Aim: The records below must be output exactly, without pictures.

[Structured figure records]
--- Begin ---

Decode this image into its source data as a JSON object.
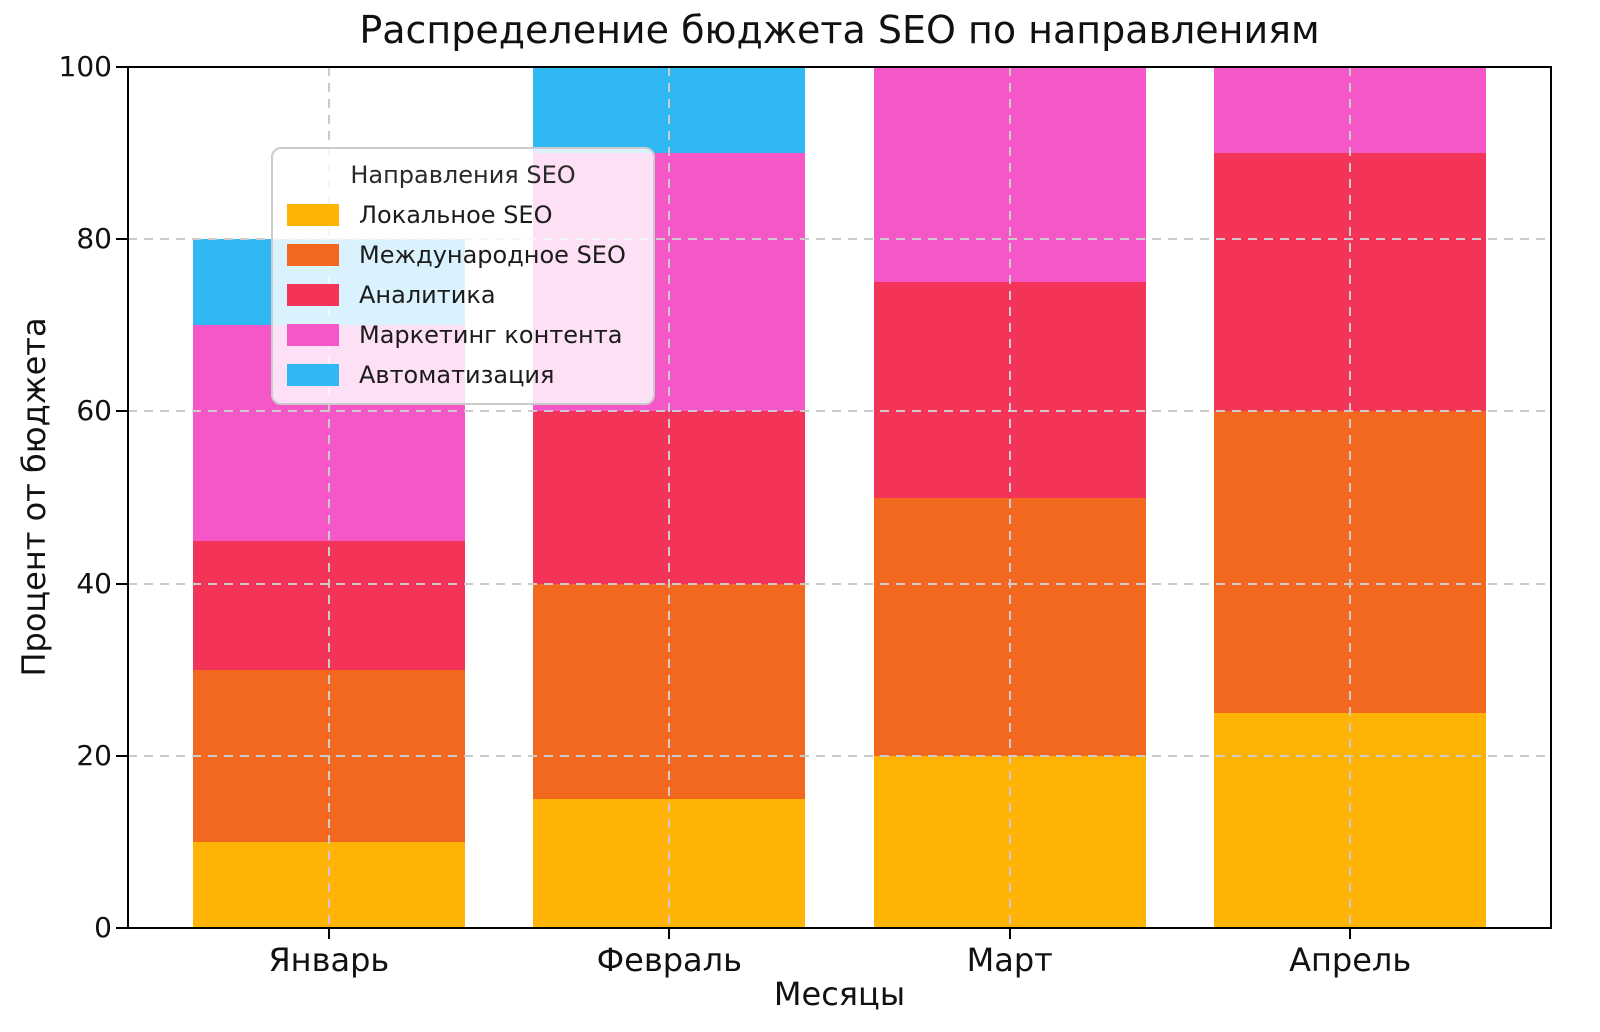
{
  "title": "Распределение бюджета SEO по направлениям",
  "axes": {
    "xlabel": "Месяцы",
    "ylabel": "Процент от бюджета",
    "yticks": [
      0,
      20,
      40,
      60,
      80,
      100
    ]
  },
  "legend": {
    "title": "Направления SEO"
  },
  "chart_data": {
    "type": "bar",
    "stacked": true,
    "title": "Распределение бюджета SEO по направлениям",
    "xlabel": "Месяцы",
    "ylabel": "Процент от бюджета",
    "ylim": [
      0,
      100
    ],
    "grid": true,
    "grid_style": "dashed",
    "legend_position": "upper left",
    "categories": [
      "Январь",
      "Февраль",
      "Март",
      "Апрель"
    ],
    "series": [
      {
        "name": "Локальное SEO",
        "color": "#FFB305",
        "values": [
          10,
          15,
          20,
          25
        ]
      },
      {
        "name": "Международное SEO",
        "color": "#F1681E",
        "values": [
          20,
          25,
          30,
          35
        ]
      },
      {
        "name": "Аналитика",
        "color": "#F33358",
        "values": [
          15,
          20,
          25,
          30
        ]
      },
      {
        "name": "Маркетинг контента",
        "color": "#F556C8",
        "values": [
          25,
          30,
          25,
          10
        ]
      },
      {
        "name": "Автоматизация",
        "color": "#30B8F4",
        "values": [
          10,
          10,
          0,
          0
        ]
      }
    ],
    "totals_by_month": [
      80,
      100,
      100,
      100
    ]
  }
}
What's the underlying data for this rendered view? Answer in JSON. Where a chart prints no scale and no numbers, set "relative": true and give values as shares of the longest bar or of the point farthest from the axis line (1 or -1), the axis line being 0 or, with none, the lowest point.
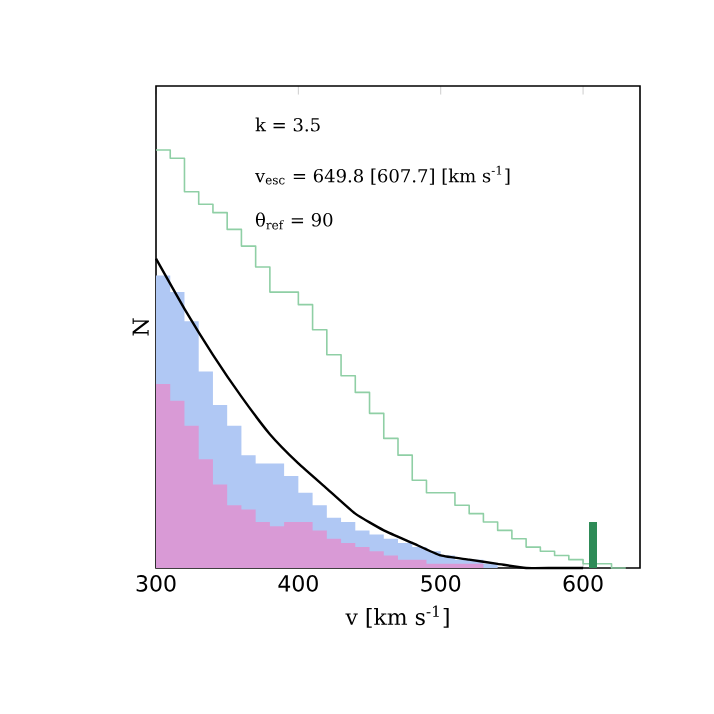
{
  "chart_data": {
    "type": "histogram",
    "relative": true,
    "xlabel": "v [km s$^{-1}$]",
    "ylabel": "N",
    "xlim": [
      300,
      640
    ],
    "xticks": [
      300,
      400,
      500,
      600
    ],
    "bins": [
      300,
      310,
      320,
      330,
      340,
      350,
      360,
      370,
      380,
      390,
      400,
      410,
      420,
      430,
      440,
      450,
      460,
      470,
      480,
      490,
      500,
      510,
      520,
      530,
      540,
      550,
      560,
      570,
      580,
      590,
      600,
      610,
      620,
      630,
      640
    ],
    "series": [
      {
        "color": "#b0c8f4",
        "values": [
          0.7,
          0.66,
          0.59,
          0.47,
          0.39,
          0.34,
          0.27,
          0.25,
          0.25,
          0.22,
          0.18,
          0.15,
          0.12,
          0.11,
          0.09,
          0.08,
          0.07,
          0.06,
          0.05,
          0.04,
          0.03,
          0.02,
          0.02,
          0.01,
          0,
          0,
          0,
          0,
          0,
          0,
          0,
          0,
          0,
          0
        ]
      },
      {
        "color": "#d99ad6",
        "values": [
          0.44,
          0.4,
          0.34,
          0.26,
          0.2,
          0.15,
          0.14,
          0.11,
          0.1,
          0.11,
          0.11,
          0.09,
          0.07,
          0.06,
          0.05,
          0.04,
          0.03,
          0.02,
          0.02,
          0.01,
          0.01,
          0.01,
          0.01,
          0,
          0,
          0,
          0,
          0,
          0,
          0,
          0,
          0,
          0,
          0
        ]
      },
      {
        "type": "step",
        "color": "#8fcfa5",
        "x": [
          300,
          310,
          320,
          330,
          340,
          350,
          360,
          370,
          380,
          390,
          400,
          410,
          420,
          430,
          440,
          450,
          460,
          470,
          480,
          490,
          500,
          510,
          520,
          530,
          540,
          550,
          560,
          570,
          580,
          590,
          600,
          610,
          620,
          630
        ],
        "values": [
          1.0,
          0.98,
          0.9,
          0.87,
          0.85,
          0.81,
          0.77,
          0.72,
          0.66,
          0.66,
          0.63,
          0.57,
          0.51,
          0.46,
          0.42,
          0.37,
          0.31,
          0.27,
          0.21,
          0.18,
          0.18,
          0.15,
          0.13,
          0.11,
          0.09,
          0.07,
          0.05,
          0.04,
          0.03,
          0.02,
          0.01,
          0.01,
          0,
          0
        ]
      },
      {
        "type": "line",
        "color": "#000000",
        "x": [
          300,
          320,
          340,
          360,
          380,
          400,
          420,
          440,
          460,
          480,
          500,
          520,
          540,
          560,
          580,
          600
        ],
        "values": [
          0.74,
          0.62,
          0.51,
          0.41,
          0.32,
          0.25,
          0.19,
          0.13,
          0.09,
          0.06,
          0.03,
          0.02,
          0.01,
          0,
          0,
          0
        ]
      },
      {
        "type": "bar",
        "color": "#2e8b57",
        "x": [
          607
        ],
        "values": [
          0.11
        ]
      }
    ],
    "annotations": [
      "k = 3.5",
      "v$_{esc}$ = 649.8 [607.7] [km s$^{-1}$]",
      "θ$_{ref}$ = 90"
    ]
  }
}
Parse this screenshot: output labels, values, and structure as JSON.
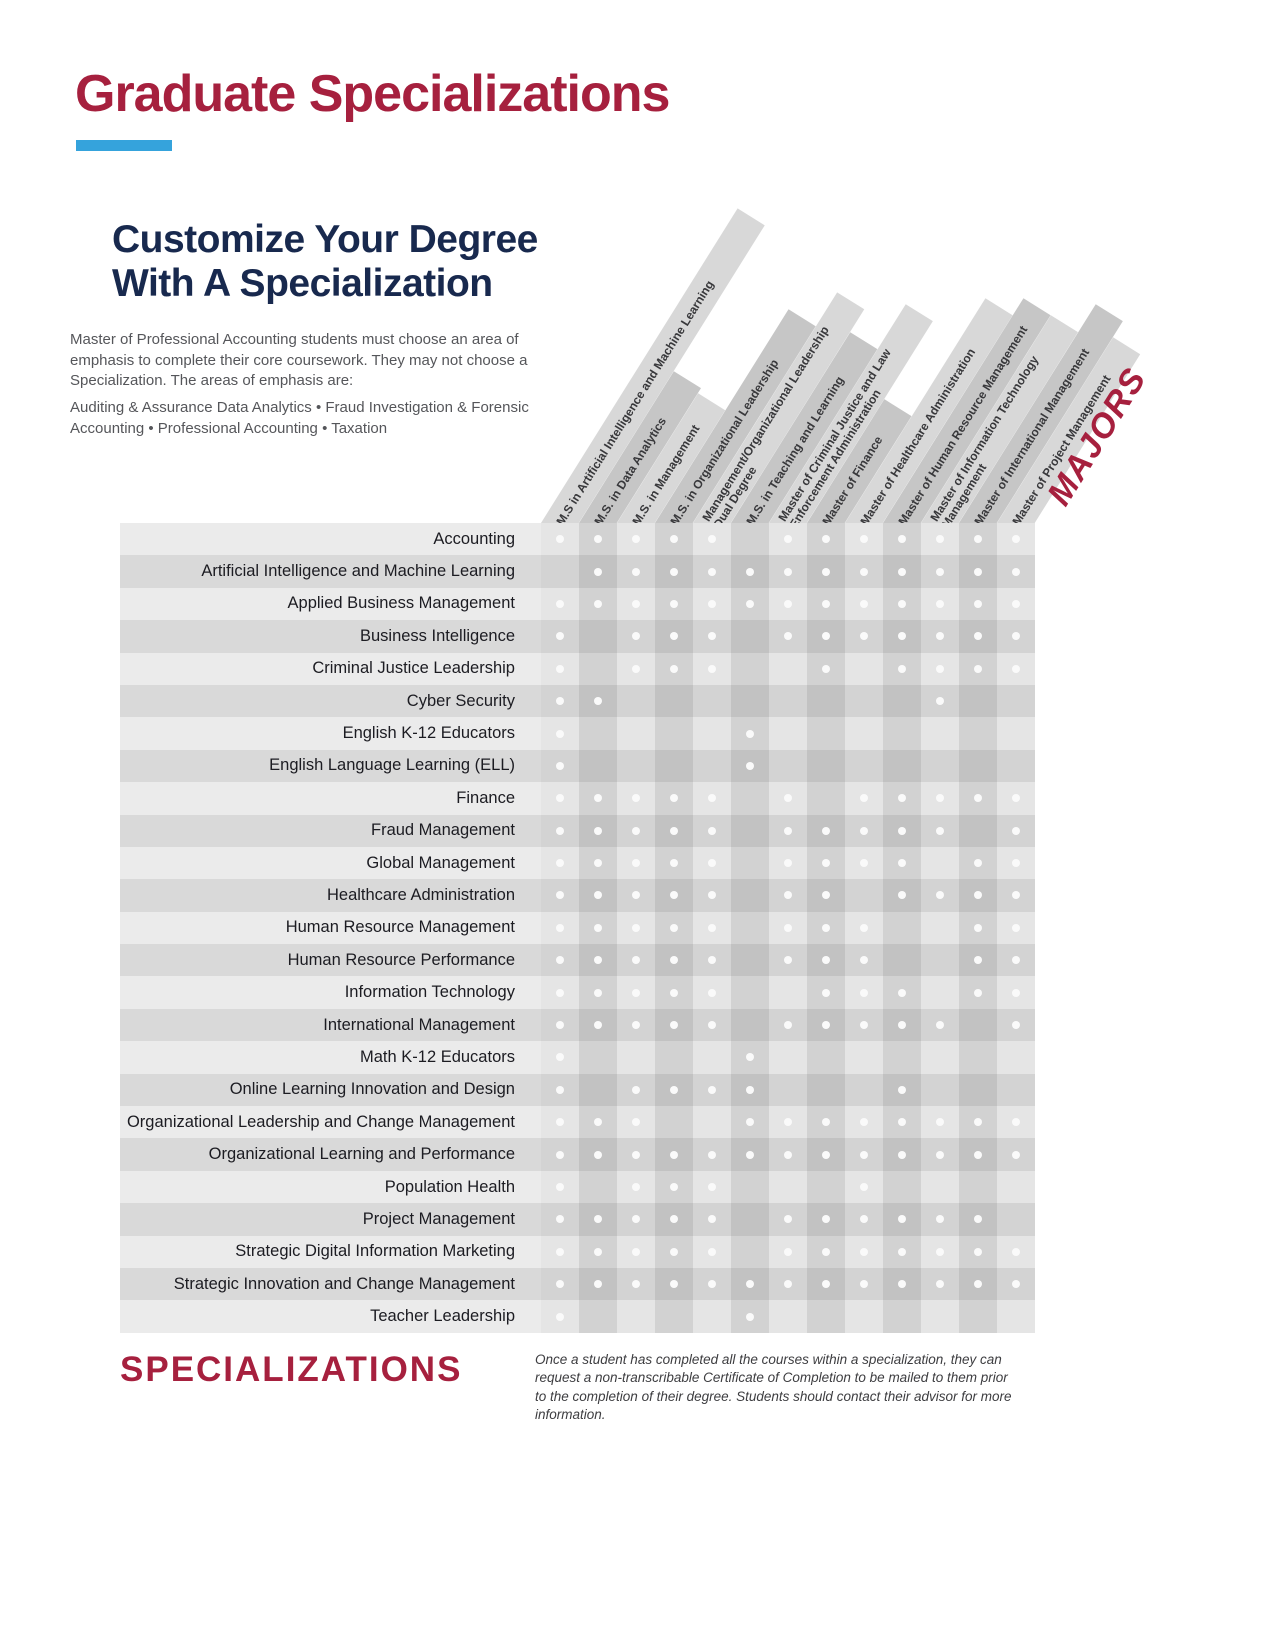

--- End ---

Answer for the task:
Decode this image into its source data as a JSON object.
{
  "title": "Распределение бюджета SEO по направлениям",
  "axes": {
    "xlabel": "Месяцы",
    "ylabel": "Процент от бюджета",
    "yticks": [
      0,
      20,
      40,
      60,
      80,
      100
    ]
  },
  "legend": {
    "title": "Направления SEO"
  },
  "chart_data": {
    "type": "bar",
    "stacked": true,
    "title": "Распределение бюджета SEO по направлениям",
    "xlabel": "Месяцы",
    "ylabel": "Процент от бюджета",
    "ylim": [
      0,
      100
    ],
    "grid": true,
    "grid_style": "dashed",
    "legend_position": "upper left",
    "categories": [
      "Январь",
      "Февраль",
      "Март",
      "Апрель"
    ],
    "series": [
      {
        "name": "Локальное SEO",
        "color": "#FFB305",
        "values": [
          10,
          15,
          20,
          25
        ]
      },
      {
        "name": "Международное SEO",
        "color": "#F1681E",
        "values": [
          20,
          25,
          30,
          35
        ]
      },
      {
        "name": "Аналитика",
        "color": "#F33358",
        "values": [
          15,
          20,
          25,
          30
        ]
      },
      {
        "name": "Маркетинг контента",
        "color": "#F556C8",
        "values": [
          25,
          30,
          25,
          10
        ]
      },
      {
        "name": "Автоматизация",
        "color": "#30B8F4",
        "values": [
          10,
          10,
          0,
          0
        ]
      }
    ],
    "totals_by_month": [
      80,
      100,
      100,
      100
    ]
  }
}
What's the underlying data for this rendered view? Answer in JSON. Where a chart prints no scale and no numbers, set "relative": true and give values as shares of the longest bar or of the point farthest from the axis line (1 or -1), the axis line being 0 or, with none, the lowest point.
{
  "chart_data": {
    "type": "histogram",
    "relative": true,
    "xlabel": "v [km s$^{-1}$]",
    "ylabel": "N",
    "xlim": [
      300,
      640
    ],
    "xticks": [
      300,
      400,
      500,
      600
    ],
    "bins": [
      300,
      310,
      320,
      330,
      340,
      350,
      360,
      370,
      380,
      390,
      400,
      410,
      420,
      430,
      440,
      450,
      460,
      470,
      480,
      490,
      500,
      510,
      520,
      530,
      540,
      550,
      560,
      570,
      580,
      590,
      600,
      610,
      620,
      630,
      640
    ],
    "series": [
      {
        "color": "#b0c8f4",
        "values": [
          0.7,
          0.66,
          0.59,
          0.47,
          0.39,
          0.34,
          0.27,
          0.25,
          0.25,
          0.22,
          0.18,
          0.15,
          0.12,
          0.11,
          0.09,
          0.08,
          0.07,
          0.06,
          0.05,
          0.04,
          0.03,
          0.02,
          0.02,
          0.01,
          0,
          0,
          0,
          0,
          0,
          0,
          0,
          0,
          0,
          0
        ]
      },
      {
        "color": "#d99ad6",
        "values": [
          0.44,
          0.4,
          0.34,
          0.26,
          0.2,
          0.15,
          0.14,
          0.11,
          0.1,
          0.11,
          0.11,
          0.09,
          0.07,
          0.06,
          0.05,
          0.04,
          0.03,
          0.02,
          0.02,
          0.01,
          0.01,
          0.01,
          0.01,
          0,
          0,
          0,
          0,
          0,
          0,
          0,
          0,
          0,
          0,
          0
        ]
      },
      {
        "type": "step",
        "color": "#8fcfa5",
        "x": [
          300,
          310,
          320,
          330,
          340,
          350,
          360,
          370,
          380,
          390,
          400,
          410,
          420,
          430,
          440,
          450,
          460,
          470,
          480,
          490,
          500,
          510,
          520,
          530,
          540,
          550,
          560,
          570,
          580,
          590,
          600,
          610,
          620,
          630
        ],
        "values": [
          1.0,
          0.98,
          0.9,
          0.87,
          0.85,
          0.81,
          0.77,
          0.72,
          0.66,
          0.66,
          0.63,
          0.57,
          0.51,
          0.46,
          0.42,
          0.37,
          0.31,
          0.27,
          0.21,
          0.18,
          0.18,
          0.15,
          0.13,
          0.11,
          0.09,
          0.07,
          0.05,
          0.04,
          0.03,
          0.02,
          0.01,
          0.01,
          0,
          0
        ]
      },
      {
        "type": "line",
        "color": "#000000",
        "x": [
          300,
          320,
          340,
          360,
          380,
          400,
          420,
          440,
          460,
          480,
          500,
          520,
          540,
          560,
          580,
          600
        ],
        "values": [
          0.74,
          0.62,
          0.51,
          0.41,
          0.32,
          0.25,
          0.19,
          0.13,
          0.09,
          0.06,
          0.03,
          0.02,
          0.01,
          0,
          0,
          0
        ]
      },
      {
        "type": "bar",
        "color": "#2e8b57",
        "x": [
          607
        ],
        "values": [
          0.11
        ]
      }
    ],
    "annotations": [
      "k = 3.5",
      "v$_{esc}$ = 649.8 [607.7] [km s$^{-1}$]",
      "θ$_{ref}$ = 90"
    ]
  }
}
Parse this screenshot: output labels, values, and structure as JSON.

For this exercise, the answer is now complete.